• [PROMPT]:
Count the lines below that contain the word "screenshot", and reply with only that number.

• [Entries taken from a collection]:
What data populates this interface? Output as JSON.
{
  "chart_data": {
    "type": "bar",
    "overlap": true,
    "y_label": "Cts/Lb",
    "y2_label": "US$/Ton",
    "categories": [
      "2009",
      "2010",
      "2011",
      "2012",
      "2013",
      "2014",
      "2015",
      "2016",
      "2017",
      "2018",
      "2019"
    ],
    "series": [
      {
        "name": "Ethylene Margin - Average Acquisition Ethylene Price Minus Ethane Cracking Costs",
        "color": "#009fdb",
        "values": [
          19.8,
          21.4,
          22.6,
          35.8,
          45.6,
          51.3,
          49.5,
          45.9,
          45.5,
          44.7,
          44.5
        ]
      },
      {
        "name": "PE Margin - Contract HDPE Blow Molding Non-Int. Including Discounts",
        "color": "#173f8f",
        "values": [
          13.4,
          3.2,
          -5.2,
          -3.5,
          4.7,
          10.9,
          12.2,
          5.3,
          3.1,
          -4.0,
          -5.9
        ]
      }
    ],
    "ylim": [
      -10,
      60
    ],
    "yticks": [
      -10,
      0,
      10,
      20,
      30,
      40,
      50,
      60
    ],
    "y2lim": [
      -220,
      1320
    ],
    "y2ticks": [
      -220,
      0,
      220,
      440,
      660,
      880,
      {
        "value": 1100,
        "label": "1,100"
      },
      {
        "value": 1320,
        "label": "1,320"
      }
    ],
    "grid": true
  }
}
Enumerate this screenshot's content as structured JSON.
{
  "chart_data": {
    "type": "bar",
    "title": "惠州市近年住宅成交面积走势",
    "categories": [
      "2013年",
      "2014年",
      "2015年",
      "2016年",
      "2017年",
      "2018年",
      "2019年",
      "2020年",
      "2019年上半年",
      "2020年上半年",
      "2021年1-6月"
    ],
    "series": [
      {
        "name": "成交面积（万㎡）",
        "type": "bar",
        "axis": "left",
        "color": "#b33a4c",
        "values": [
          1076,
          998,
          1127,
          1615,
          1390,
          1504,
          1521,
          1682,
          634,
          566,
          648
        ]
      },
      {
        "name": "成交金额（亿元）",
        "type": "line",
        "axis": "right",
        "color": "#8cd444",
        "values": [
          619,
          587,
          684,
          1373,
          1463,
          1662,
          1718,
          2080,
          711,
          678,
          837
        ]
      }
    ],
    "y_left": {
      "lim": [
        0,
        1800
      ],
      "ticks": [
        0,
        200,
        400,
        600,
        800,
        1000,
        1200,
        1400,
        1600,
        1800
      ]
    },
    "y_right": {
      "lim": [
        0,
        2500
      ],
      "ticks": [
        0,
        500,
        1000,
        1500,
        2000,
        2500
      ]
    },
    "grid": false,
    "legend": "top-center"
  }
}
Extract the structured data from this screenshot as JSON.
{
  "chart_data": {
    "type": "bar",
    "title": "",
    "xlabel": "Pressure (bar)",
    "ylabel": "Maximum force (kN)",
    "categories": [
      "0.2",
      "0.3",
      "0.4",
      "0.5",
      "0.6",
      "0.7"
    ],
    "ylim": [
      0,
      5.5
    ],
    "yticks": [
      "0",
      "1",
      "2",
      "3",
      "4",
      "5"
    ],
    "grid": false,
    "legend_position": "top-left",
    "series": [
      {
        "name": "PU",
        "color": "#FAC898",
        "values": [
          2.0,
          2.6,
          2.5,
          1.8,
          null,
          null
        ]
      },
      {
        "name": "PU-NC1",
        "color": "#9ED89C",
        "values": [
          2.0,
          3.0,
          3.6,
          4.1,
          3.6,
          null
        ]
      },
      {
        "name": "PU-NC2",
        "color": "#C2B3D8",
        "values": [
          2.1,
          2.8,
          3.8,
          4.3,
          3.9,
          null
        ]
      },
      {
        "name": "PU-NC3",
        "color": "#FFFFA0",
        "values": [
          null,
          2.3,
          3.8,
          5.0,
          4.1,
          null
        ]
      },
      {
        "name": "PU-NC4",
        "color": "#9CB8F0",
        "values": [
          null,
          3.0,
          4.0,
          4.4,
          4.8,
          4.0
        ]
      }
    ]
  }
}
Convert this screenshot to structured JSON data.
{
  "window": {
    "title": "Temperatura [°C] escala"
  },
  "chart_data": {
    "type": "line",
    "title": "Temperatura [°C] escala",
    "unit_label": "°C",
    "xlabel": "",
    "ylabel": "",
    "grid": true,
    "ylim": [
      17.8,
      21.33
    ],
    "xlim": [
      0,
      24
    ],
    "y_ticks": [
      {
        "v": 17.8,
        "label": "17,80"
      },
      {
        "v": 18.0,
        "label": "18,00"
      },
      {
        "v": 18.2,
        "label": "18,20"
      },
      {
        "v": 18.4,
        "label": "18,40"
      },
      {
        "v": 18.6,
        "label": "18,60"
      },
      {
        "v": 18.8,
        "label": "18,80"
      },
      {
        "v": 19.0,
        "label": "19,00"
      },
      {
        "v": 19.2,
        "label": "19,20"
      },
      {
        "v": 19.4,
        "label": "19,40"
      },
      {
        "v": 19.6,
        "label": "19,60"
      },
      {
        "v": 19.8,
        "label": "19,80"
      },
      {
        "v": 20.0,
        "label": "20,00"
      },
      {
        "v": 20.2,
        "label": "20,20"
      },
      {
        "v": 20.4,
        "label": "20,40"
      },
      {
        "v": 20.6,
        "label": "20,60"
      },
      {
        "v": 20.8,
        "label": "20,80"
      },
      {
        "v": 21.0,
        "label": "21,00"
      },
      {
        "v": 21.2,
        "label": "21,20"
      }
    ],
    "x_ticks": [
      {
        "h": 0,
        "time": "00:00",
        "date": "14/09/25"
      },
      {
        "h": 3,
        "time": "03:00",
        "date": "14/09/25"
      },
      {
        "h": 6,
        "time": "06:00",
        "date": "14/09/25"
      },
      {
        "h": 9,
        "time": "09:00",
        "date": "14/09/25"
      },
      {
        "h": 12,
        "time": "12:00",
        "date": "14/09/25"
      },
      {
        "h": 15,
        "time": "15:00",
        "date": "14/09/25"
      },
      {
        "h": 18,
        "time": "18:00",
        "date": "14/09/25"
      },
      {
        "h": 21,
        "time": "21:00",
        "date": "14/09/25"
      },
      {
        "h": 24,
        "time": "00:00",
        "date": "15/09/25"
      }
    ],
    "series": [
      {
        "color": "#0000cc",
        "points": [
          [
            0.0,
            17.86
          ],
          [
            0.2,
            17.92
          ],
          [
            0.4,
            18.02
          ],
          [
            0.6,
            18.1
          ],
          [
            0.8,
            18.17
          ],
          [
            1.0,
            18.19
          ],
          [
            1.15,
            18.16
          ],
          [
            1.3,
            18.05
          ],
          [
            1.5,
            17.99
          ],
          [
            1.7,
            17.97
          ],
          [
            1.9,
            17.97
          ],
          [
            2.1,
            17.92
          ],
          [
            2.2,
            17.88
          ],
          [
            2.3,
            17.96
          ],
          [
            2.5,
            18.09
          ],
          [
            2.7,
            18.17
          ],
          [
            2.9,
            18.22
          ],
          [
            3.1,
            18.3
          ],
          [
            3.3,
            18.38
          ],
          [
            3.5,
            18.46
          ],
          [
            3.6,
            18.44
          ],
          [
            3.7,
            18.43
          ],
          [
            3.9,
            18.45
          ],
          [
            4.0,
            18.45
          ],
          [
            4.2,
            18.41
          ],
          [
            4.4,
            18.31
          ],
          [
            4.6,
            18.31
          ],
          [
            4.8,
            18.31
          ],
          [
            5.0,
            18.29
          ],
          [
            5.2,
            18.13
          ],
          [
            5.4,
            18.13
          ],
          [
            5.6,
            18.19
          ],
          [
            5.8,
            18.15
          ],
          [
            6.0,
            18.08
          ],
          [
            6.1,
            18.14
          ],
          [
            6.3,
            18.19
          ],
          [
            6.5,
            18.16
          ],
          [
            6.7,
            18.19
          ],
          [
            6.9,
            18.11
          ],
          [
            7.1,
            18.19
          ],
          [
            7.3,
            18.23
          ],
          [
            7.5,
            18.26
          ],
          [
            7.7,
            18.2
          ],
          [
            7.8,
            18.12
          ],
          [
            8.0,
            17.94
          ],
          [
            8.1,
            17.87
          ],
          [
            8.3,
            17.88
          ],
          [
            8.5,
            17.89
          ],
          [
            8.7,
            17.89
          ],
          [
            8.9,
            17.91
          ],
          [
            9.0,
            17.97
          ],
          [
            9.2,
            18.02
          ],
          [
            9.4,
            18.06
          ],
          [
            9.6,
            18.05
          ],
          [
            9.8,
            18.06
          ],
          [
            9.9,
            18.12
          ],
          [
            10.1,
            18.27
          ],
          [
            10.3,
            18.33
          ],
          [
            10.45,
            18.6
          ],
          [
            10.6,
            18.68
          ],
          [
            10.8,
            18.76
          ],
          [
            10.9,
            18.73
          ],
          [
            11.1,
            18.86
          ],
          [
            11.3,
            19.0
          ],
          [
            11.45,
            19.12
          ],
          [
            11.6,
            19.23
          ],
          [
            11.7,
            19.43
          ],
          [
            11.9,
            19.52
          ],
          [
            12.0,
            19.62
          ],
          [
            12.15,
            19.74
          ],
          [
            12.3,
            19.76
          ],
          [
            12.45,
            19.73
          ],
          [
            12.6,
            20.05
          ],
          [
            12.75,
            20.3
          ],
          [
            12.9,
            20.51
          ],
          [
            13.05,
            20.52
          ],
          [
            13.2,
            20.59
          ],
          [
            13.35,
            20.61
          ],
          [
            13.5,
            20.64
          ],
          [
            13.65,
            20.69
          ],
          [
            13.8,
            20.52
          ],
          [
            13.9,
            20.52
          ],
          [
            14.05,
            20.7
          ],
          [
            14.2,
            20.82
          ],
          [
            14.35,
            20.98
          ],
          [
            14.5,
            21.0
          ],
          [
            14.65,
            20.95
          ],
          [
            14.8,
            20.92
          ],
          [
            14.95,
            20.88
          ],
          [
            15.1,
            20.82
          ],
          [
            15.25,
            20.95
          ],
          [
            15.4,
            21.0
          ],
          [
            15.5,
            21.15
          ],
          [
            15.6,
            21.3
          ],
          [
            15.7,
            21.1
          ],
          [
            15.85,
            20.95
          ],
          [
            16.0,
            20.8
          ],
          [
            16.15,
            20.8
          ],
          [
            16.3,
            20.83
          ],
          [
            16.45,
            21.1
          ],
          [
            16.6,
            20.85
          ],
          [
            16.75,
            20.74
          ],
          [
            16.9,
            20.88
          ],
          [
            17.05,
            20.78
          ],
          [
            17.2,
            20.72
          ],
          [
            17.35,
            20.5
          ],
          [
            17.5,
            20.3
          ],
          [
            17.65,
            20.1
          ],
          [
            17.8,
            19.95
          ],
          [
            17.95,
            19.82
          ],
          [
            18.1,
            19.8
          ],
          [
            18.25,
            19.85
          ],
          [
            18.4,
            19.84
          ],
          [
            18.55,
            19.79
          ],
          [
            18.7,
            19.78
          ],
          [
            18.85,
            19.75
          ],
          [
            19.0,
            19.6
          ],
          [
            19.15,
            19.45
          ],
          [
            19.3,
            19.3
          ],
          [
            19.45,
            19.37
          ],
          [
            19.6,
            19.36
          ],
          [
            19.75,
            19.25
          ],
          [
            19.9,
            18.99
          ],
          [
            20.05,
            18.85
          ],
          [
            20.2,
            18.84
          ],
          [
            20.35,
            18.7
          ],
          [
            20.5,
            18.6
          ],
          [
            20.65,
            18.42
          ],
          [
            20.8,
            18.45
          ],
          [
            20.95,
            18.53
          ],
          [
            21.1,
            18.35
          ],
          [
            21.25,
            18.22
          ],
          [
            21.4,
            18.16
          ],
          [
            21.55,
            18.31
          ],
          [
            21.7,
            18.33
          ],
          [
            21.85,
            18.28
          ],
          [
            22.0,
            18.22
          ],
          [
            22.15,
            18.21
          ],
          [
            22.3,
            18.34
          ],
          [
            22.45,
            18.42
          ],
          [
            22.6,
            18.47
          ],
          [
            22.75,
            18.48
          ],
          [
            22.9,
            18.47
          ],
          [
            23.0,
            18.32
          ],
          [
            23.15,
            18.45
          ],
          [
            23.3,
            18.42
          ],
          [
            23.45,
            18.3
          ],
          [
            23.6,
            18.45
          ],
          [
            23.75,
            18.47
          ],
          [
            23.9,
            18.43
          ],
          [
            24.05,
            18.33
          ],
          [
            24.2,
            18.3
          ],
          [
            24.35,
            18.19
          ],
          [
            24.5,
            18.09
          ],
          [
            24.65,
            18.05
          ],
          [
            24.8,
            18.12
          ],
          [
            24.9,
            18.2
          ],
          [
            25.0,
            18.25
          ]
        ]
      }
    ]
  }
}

• [RESPONSE FOR THIS EXERCISE]:
3